Given exercise: Read the data and repeat it in full, exactly.

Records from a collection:
● ● ● ●

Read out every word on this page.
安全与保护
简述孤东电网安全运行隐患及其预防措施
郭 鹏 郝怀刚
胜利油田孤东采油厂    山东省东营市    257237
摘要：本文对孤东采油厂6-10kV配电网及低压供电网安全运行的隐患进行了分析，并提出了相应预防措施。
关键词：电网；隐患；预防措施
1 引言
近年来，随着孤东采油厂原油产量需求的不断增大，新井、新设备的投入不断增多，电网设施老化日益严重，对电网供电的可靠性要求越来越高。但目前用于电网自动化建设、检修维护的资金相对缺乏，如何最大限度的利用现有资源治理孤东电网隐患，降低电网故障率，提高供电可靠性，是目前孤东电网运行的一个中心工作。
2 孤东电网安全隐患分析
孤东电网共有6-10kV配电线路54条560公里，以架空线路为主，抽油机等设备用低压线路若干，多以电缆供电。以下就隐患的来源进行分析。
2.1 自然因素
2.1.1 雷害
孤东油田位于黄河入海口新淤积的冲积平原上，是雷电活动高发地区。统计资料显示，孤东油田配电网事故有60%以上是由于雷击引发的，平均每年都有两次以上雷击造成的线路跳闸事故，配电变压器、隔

● ● ● ●

Task output:
Read out every word on this page.
安全与保护
简述孤东电网安全运行隐患及其预防措施
郭 鹏 郝怀刚
胜利油田孤东采油厂    山东省东营市    257237
摘要：本文对孤东采油厂6-10kV配电网及低压供电网安全运行的隐患进行了分析，并提出了相应预防措施。
关键词：电网；隐患；预防措施
1 引言
近年来，随着孤东采油厂原油产量需求的不断增大，新井、新设备的投入不断增多，电网设施老化日益严重，对电网供电的可靠性要求越来越高。但目前用于电网自动化建设、检修维护的资金相对缺乏，如何最大限度的利用现有资源治理孤东电网隐患，降低电网故障率，提高供电可靠性，是目前孤东电网运行的一个中心工作。
2 孤东电网安全隐患分析
孤东电网共有6-10kV配电线路54条560公里，以架空线路为主，抽油机等设备用低压线路若干，多以电缆供电。以下就隐患的来源进行分析。
2.1 自然因素
2.1.1 雷害
孤东油田位于黄河入海口新淤积的冲积平原上，是雷电活动高发地区。统计资料显示，孤东油田配电网事故有60%以上是由于雷击引发的，平均每年都有两次以上雷击造成的线路跳闸事故，配电变压器、隔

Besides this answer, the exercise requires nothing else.